§ **What is asked**
Copy the material that follows word for word and omit its pictures.

[Items from a dataset]

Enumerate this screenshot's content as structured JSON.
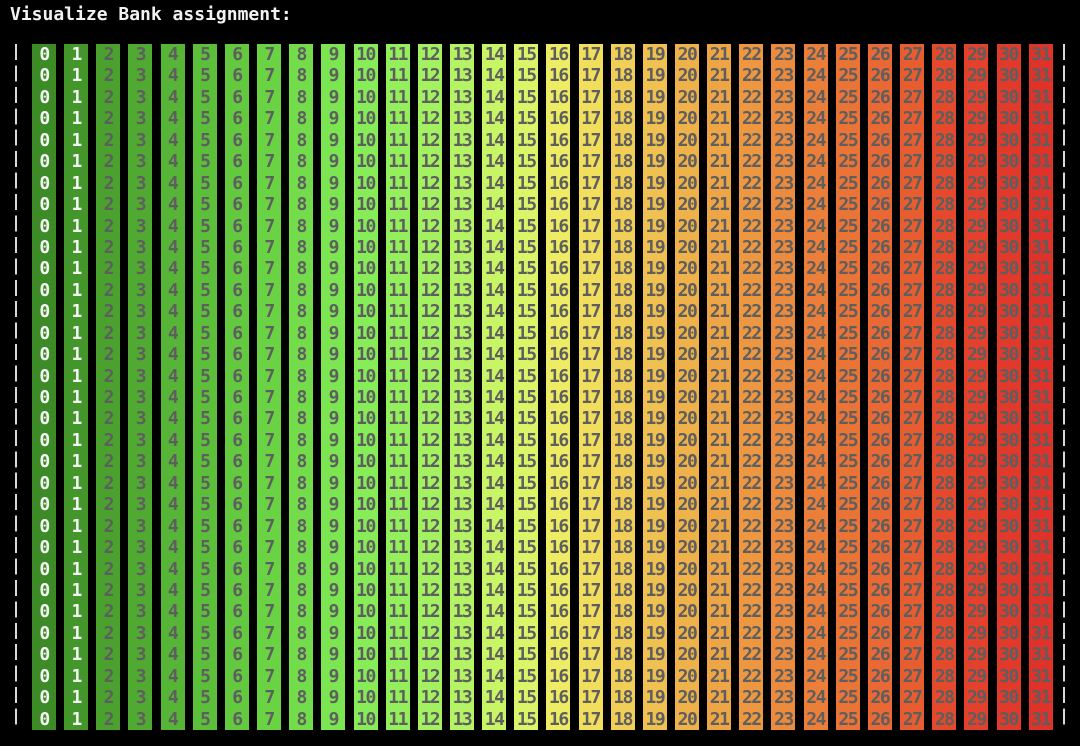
{
  "terminal": {
    "title": "Visualize Bank assignment:",
    "row_count": 32,
    "banks": [
      {
        "label": "0",
        "bg": "#3d8b26",
        "fg": "#f4f4f4"
      },
      {
        "label": "1",
        "bg": "#43962a",
        "fg": "#f4f4f4"
      },
      {
        "label": "2",
        "bg": "#4aa12e",
        "fg": "#5e5e5e"
      },
      {
        "label": "3",
        "bg": "#50aa32",
        "fg": "#5e5e5e"
      },
      {
        "label": "4",
        "bg": "#56b436",
        "fg": "#5e5e5e"
      },
      {
        "label": "5",
        "bg": "#5cbf3a",
        "fg": "#5e5e5e"
      },
      {
        "label": "6",
        "bg": "#63c93f",
        "fg": "#5e5e5e"
      },
      {
        "label": "7",
        "bg": "#6ad344",
        "fg": "#5e5e5e"
      },
      {
        "label": "8",
        "bg": "#72dc4b",
        "fg": "#5e5e5e"
      },
      {
        "label": "9",
        "bg": "#7be552",
        "fg": "#5e5e5e"
      },
      {
        "label": "10",
        "bg": "#86ec58",
        "fg": "#5e5e5e"
      },
      {
        "label": "11",
        "bg": "#94ef5c",
        "fg": "#5e5e5e"
      },
      {
        "label": "12",
        "bg": "#a3f160",
        "fg": "#5e5e5e"
      },
      {
        "label": "13",
        "bg": "#b4f464",
        "fg": "#5e5e5e"
      },
      {
        "label": "14",
        "bg": "#c8f566",
        "fg": "#5e5e5e"
      },
      {
        "label": "15",
        "bg": "#dbf568",
        "fg": "#5e5e5e"
      },
      {
        "label": "16",
        "bg": "#edec64",
        "fg": "#5e5e5e"
      },
      {
        "label": "17",
        "bg": "#f2de5d",
        "fg": "#5e5e5e"
      },
      {
        "label": "18",
        "bg": "#f1cf56",
        "fg": "#5e5e5e"
      },
      {
        "label": "19",
        "bg": "#f0c050",
        "fg": "#5e5e5e"
      },
      {
        "label": "20",
        "bg": "#efb24a",
        "fg": "#5e5e5e"
      },
      {
        "label": "21",
        "bg": "#eea545",
        "fg": "#5e5e5e"
      },
      {
        "label": "22",
        "bg": "#ed9841",
        "fg": "#5e5e5e"
      },
      {
        "label": "23",
        "bg": "#ec8b3d",
        "fg": "#5e5e5e"
      },
      {
        "label": "24",
        "bg": "#eb7f39",
        "fg": "#5e5e5e"
      },
      {
        "label": "25",
        "bg": "#ea7336",
        "fg": "#5e5e5e"
      },
      {
        "label": "26",
        "bg": "#e96833",
        "fg": "#5e5e5e"
      },
      {
        "label": "27",
        "bg": "#e85d30",
        "fg": "#5e5e5e"
      },
      {
        "label": "28",
        "bg": "#e5492c",
        "fg": "#5e5e5e"
      },
      {
        "label": "29",
        "bg": "#e3412b",
        "fg": "#5e5e5e"
      },
      {
        "label": "30",
        "bg": "#e1392a",
        "fg": "#5e5e5e"
      },
      {
        "label": "31",
        "bg": "#df3229",
        "fg": "#5e5e5e"
      }
    ]
  }
}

§ **The output**
Enumerate this screenshot's content as structured JSON.
{
  "terminal": {
    "title": "Visualize Bank assignment:",
    "row_count": 32,
    "banks": [
      {
        "label": "0",
        "bg": "#3d8b26",
        "fg": "#f4f4f4"
      },
      {
        "label": "1",
        "bg": "#43962a",
        "fg": "#f4f4f4"
      },
      {
        "label": "2",
        "bg": "#4aa12e",
        "fg": "#5e5e5e"
      },
      {
        "label": "3",
        "bg": "#50aa32",
        "fg": "#5e5e5e"
      },
      {
        "label": "4",
        "bg": "#56b436",
        "fg": "#5e5e5e"
      },
      {
        "label": "5",
        "bg": "#5cbf3a",
        "fg": "#5e5e5e"
      },
      {
        "label": "6",
        "bg": "#63c93f",
        "fg": "#5e5e5e"
      },
      {
        "label": "7",
        "bg": "#6ad344",
        "fg": "#5e5e5e"
      },
      {
        "label": "8",
        "bg": "#72dc4b",
        "fg": "#5e5e5e"
      },
      {
        "label": "9",
        "bg": "#7be552",
        "fg": "#5e5e5e"
      },
      {
        "label": "10",
        "bg": "#86ec58",
        "fg": "#5e5e5e"
      },
      {
        "label": "11",
        "bg": "#94ef5c",
        "fg": "#5e5e5e"
      },
      {
        "label": "12",
        "bg": "#a3f160",
        "fg": "#5e5e5e"
      },
      {
        "label": "13",
        "bg": "#b4f464",
        "fg": "#5e5e5e"
      },
      {
        "label": "14",
        "bg": "#c8f566",
        "fg": "#5e5e5e"
      },
      {
        "label": "15",
        "bg": "#dbf568",
        "fg": "#5e5e5e"
      },
      {
        "label": "16",
        "bg": "#edec64",
        "fg": "#5e5e5e"
      },
      {
        "label": "17",
        "bg": "#f2de5d",
        "fg": "#5e5e5e"
      },
      {
        "label": "18",
        "bg": "#f1cf56",
        "fg": "#5e5e5e"
      },
      {
        "label": "19",
        "bg": "#f0c050",
        "fg": "#5e5e5e"
      },
      {
        "label": "20",
        "bg": "#efb24a",
        "fg": "#5e5e5e"
      },
      {
        "label": "21",
        "bg": "#eea545",
        "fg": "#5e5e5e"
      },
      {
        "label": "22",
        "bg": "#ed9841",
        "fg": "#5e5e5e"
      },
      {
        "label": "23",
        "bg": "#ec8b3d",
        "fg": "#5e5e5e"
      },
      {
        "label": "24",
        "bg": "#eb7f39",
        "fg": "#5e5e5e"
      },
      {
        "label": "25",
        "bg": "#ea7336",
        "fg": "#5e5e5e"
      },
      {
        "label": "26",
        "bg": "#e96833",
        "fg": "#5e5e5e"
      },
      {
        "label": "27",
        "bg": "#e85d30",
        "fg": "#5e5e5e"
      },
      {
        "label": "28",
        "bg": "#e5492c",
        "fg": "#5e5e5e"
      },
      {
        "label": "29",
        "bg": "#e3412b",
        "fg": "#5e5e5e"
      },
      {
        "label": "30",
        "bg": "#e1392a",
        "fg": "#5e5e5e"
      },
      {
        "label": "31",
        "bg": "#df3229",
        "fg": "#5e5e5e"
      }
    ]
  }
}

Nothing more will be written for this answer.